Your task
All entries are to be quoted exactly; the images stay out of the copy.

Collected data
>> begin

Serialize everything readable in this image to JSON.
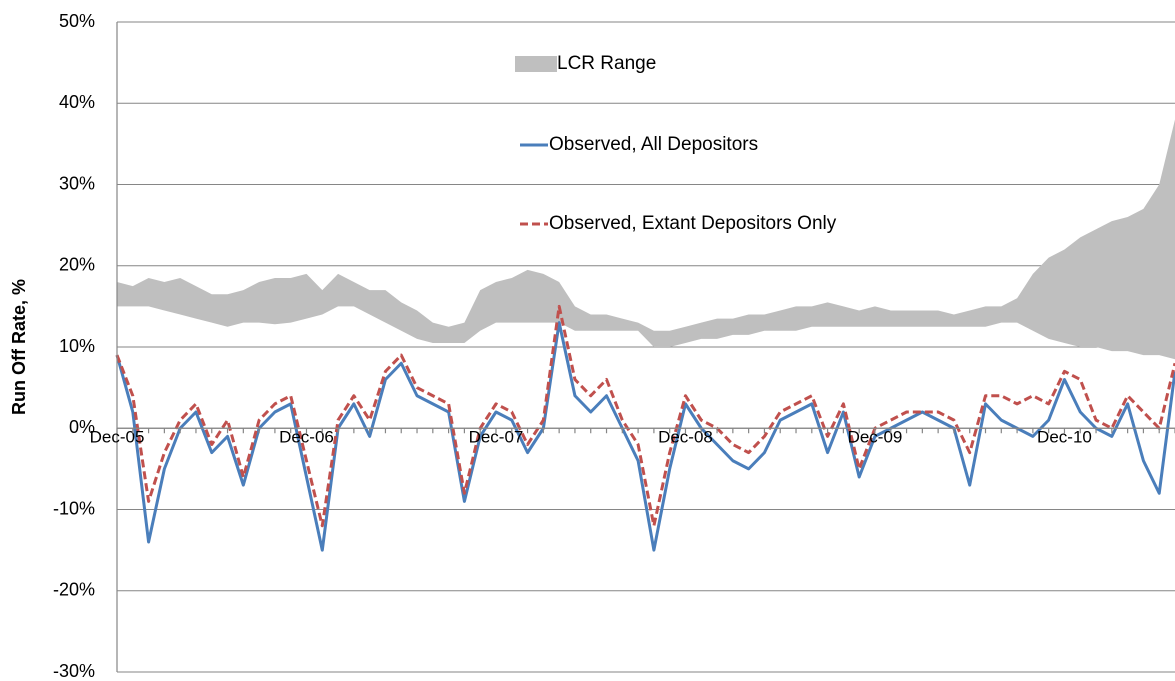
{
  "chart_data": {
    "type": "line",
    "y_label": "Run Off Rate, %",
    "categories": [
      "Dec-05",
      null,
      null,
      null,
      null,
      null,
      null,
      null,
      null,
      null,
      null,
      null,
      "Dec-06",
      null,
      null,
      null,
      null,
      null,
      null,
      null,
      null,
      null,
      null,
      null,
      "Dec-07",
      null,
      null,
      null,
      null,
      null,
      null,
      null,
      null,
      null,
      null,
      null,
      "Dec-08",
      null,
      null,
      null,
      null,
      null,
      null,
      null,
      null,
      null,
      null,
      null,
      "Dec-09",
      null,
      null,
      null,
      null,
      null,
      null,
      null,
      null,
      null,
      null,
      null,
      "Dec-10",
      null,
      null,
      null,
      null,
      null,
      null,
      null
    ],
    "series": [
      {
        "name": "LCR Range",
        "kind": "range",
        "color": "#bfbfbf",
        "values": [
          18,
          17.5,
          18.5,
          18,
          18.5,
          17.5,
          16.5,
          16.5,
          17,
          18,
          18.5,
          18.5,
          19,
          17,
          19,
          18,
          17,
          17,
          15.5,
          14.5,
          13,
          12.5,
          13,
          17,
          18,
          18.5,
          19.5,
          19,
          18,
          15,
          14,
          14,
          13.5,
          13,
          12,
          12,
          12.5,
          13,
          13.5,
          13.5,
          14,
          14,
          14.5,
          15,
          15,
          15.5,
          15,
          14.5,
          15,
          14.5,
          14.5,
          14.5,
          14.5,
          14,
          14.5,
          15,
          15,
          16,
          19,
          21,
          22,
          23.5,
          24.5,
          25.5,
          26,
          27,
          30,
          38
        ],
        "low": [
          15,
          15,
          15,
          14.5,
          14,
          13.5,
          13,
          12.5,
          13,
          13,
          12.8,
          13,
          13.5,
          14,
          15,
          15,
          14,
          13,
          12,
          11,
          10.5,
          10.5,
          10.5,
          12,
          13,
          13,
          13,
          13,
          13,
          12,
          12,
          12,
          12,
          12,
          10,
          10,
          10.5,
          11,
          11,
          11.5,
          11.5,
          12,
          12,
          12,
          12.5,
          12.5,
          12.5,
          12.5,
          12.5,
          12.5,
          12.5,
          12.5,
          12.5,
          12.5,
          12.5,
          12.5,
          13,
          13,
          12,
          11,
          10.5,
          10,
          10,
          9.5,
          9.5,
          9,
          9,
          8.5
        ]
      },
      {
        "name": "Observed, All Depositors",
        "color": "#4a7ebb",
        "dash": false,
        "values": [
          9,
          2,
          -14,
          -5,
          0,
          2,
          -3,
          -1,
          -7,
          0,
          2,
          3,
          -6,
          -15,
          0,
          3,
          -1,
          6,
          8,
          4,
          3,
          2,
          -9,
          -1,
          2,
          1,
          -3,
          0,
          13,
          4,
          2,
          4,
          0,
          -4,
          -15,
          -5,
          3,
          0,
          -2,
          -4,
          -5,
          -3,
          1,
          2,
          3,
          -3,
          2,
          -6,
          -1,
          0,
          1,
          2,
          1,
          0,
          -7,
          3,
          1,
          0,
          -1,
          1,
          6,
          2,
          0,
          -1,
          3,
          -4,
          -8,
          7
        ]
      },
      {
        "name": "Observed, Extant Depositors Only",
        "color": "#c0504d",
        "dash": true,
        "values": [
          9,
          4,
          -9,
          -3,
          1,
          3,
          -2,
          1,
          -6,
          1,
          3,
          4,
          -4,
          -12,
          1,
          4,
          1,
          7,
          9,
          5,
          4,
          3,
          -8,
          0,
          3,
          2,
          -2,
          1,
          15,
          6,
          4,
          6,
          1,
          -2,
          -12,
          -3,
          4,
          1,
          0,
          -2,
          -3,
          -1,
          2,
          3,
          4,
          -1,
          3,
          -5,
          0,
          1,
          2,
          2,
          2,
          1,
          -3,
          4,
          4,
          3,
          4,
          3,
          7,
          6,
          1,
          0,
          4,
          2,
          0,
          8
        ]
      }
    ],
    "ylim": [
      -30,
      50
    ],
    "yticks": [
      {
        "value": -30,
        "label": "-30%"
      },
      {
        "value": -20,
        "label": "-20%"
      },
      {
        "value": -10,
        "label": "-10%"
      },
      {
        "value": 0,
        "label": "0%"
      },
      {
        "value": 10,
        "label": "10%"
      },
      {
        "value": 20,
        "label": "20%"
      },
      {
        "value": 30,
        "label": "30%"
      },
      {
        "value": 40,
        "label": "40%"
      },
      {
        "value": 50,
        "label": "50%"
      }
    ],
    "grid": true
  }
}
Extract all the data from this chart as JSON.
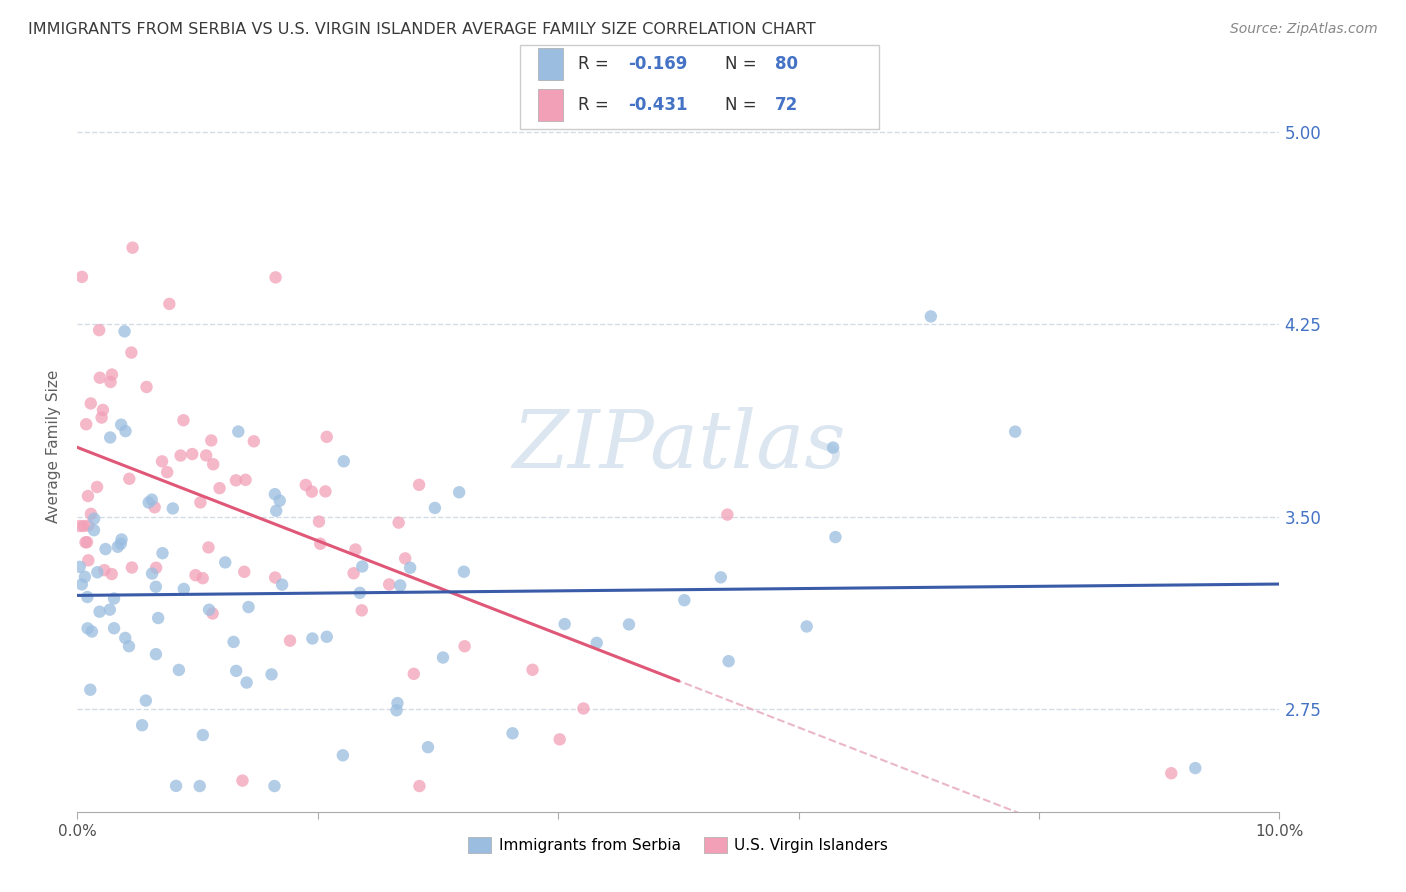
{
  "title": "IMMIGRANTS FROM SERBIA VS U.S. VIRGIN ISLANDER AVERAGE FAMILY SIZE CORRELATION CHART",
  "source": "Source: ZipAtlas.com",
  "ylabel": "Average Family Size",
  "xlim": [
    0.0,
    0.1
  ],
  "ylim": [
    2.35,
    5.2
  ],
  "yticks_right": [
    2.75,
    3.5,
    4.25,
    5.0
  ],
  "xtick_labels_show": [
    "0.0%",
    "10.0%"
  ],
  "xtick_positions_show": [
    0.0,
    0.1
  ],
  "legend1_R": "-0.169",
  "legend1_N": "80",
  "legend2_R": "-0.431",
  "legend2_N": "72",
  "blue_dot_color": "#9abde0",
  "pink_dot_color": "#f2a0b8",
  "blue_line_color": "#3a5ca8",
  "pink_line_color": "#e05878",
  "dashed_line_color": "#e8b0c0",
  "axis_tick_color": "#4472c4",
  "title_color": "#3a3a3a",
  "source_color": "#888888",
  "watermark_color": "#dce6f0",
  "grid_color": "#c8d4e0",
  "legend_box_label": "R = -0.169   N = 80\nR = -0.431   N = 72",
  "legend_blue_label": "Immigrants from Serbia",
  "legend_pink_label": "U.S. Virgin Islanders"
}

>> end

Complete response
Serialize everything readable in this image to JSON.
{
  "chart_data": {
    "type": "line",
    "y_label": "Run Off Rate, %",
    "categories": [
      "Dec-05",
      null,
      null,
      null,
      null,
      null,
      null,
      null,
      null,
      null,
      null,
      null,
      "Dec-06",
      null,
      null,
      null,
      null,
      null,
      null,
      null,
      null,
      null,
      null,
      null,
      "Dec-07",
      null,
      null,
      null,
      null,
      null,
      null,
      null,
      null,
      null,
      null,
      null,
      "Dec-08",
      null,
      null,
      null,
      null,
      null,
      null,
      null,
      null,
      null,
      null,
      null,
      "Dec-09",
      null,
      null,
      null,
      null,
      null,
      null,
      null,
      null,
      null,
      null,
      null,
      "Dec-10",
      null,
      null,
      null,
      null,
      null,
      null,
      null
    ],
    "series": [
      {
        "name": "LCR Range",
        "kind": "range",
        "color": "#bfbfbf",
        "values": [
          18,
          17.5,
          18.5,
          18,
          18.5,
          17.5,
          16.5,
          16.5,
          17,
          18,
          18.5,
          18.5,
          19,
          17,
          19,
          18,
          17,
          17,
          15.5,
          14.5,
          13,
          12.5,
          13,
          17,
          18,
          18.5,
          19.5,
          19,
          18,
          15,
          14,
          14,
          13.5,
          13,
          12,
          12,
          12.5,
          13,
          13.5,
          13.5,
          14,
          14,
          14.5,
          15,
          15,
          15.5,
          15,
          14.5,
          15,
          14.5,
          14.5,
          14.5,
          14.5,
          14,
          14.5,
          15,
          15,
          16,
          19,
          21,
          22,
          23.5,
          24.5,
          25.5,
          26,
          27,
          30,
          38
        ],
        "low": [
          15,
          15,
          15,
          14.5,
          14,
          13.5,
          13,
          12.5,
          13,
          13,
          12.8,
          13,
          13.5,
          14,
          15,
          15,
          14,
          13,
          12,
          11,
          10.5,
          10.5,
          10.5,
          12,
          13,
          13,
          13,
          13,
          13,
          12,
          12,
          12,
          12,
          12,
          10,
          10,
          10.5,
          11,
          11,
          11.5,
          11.5,
          12,
          12,
          12,
          12.5,
          12.5,
          12.5,
          12.5,
          12.5,
          12.5,
          12.5,
          12.5,
          12.5,
          12.5,
          12.5,
          12.5,
          13,
          13,
          12,
          11,
          10.5,
          10,
          10,
          9.5,
          9.5,
          9,
          9,
          8.5
        ]
      },
      {
        "name": "Observed, All Depositors",
        "color": "#4a7ebb",
        "dash": false,
        "values": [
          9,
          2,
          -14,
          -5,
          0,
          2,
          -3,
          -1,
          -7,
          0,
          2,
          3,
          -6,
          -15,
          0,
          3,
          -1,
          6,
          8,
          4,
          3,
          2,
          -9,
          -1,
          2,
          1,
          -3,
          0,
          13,
          4,
          2,
          4,
          0,
          -4,
          -15,
          -5,
          3,
          0,
          -2,
          -4,
          -5,
          -3,
          1,
          2,
          3,
          -3,
          2,
          -6,
          -1,
          0,
          1,
          2,
          1,
          0,
          -7,
          3,
          1,
          0,
          -1,
          1,
          6,
          2,
          0,
          -1,
          3,
          -4,
          -8,
          7
        ]
      },
      {
        "name": "Observed, Extant Depositors Only",
        "color": "#c0504d",
        "dash": true,
        "values": [
          9,
          4,
          -9,
          -3,
          1,
          3,
          -2,
          1,
          -6,
          1,
          3,
          4,
          -4,
          -12,
          1,
          4,
          1,
          7,
          9,
          5,
          4,
          3,
          -8,
          0,
          3,
          2,
          -2,
          1,
          15,
          6,
          4,
          6,
          1,
          -2,
          -12,
          -3,
          4,
          1,
          0,
          -2,
          -3,
          -1,
          2,
          3,
          4,
          -1,
          3,
          -5,
          0,
          1,
          2,
          2,
          2,
          1,
          -3,
          4,
          4,
          3,
          4,
          3,
          7,
          6,
          1,
          0,
          4,
          2,
          0,
          8
        ]
      }
    ],
    "ylim": [
      -30,
      50
    ],
    "yticks": [
      {
        "value": -30,
        "label": "-30%"
      },
      {
        "value": -20,
        "label": "-20%"
      },
      {
        "value": -10,
        "label": "-10%"
      },
      {
        "value": 0,
        "label": "0%"
      },
      {
        "value": 10,
        "label": "10%"
      },
      {
        "value": 20,
        "label": "20%"
      },
      {
        "value": 30,
        "label": "30%"
      },
      {
        "value": 40,
        "label": "40%"
      },
      {
        "value": 50,
        "label": "50%"
      }
    ],
    "grid": true
  }
}
Extract all the data from this chart as JSON.
{
  "title": "IMMIGRANTS FROM SERBIA VS U.S. VIRGIN ISLANDER AVERAGE FAMILY SIZE CORRELATION CHART",
  "source": "Source: ZipAtlas.com",
  "ylabel": "Average Family Size",
  "xlim": [
    0.0,
    0.1
  ],
  "ylim": [
    2.35,
    5.2
  ],
  "yticks_right": [
    2.75,
    3.5,
    4.25,
    5.0
  ],
  "xtick_labels_show": [
    "0.0%",
    "10.0%"
  ],
  "xtick_positions_show": [
    0.0,
    0.1
  ],
  "legend1_R": "-0.169",
  "legend1_N": "80",
  "legend2_R": "-0.431",
  "legend2_N": "72",
  "blue_dot_color": "#9abde0",
  "pink_dot_color": "#f2a0b8",
  "blue_line_color": "#3a5ca8",
  "pink_line_color": "#e05878",
  "dashed_line_color": "#e8b0c0",
  "axis_tick_color": "#4472c4",
  "title_color": "#3a3a3a",
  "source_color": "#888888",
  "watermark_color": "#dce6f0",
  "grid_color": "#c8d4e0",
  "legend_box_label": "R = -0.169   N = 80\nR = -0.431   N = 72",
  "legend_blue_label": "Immigrants from Serbia",
  "legend_pink_label": "U.S. Virgin Islanders"
}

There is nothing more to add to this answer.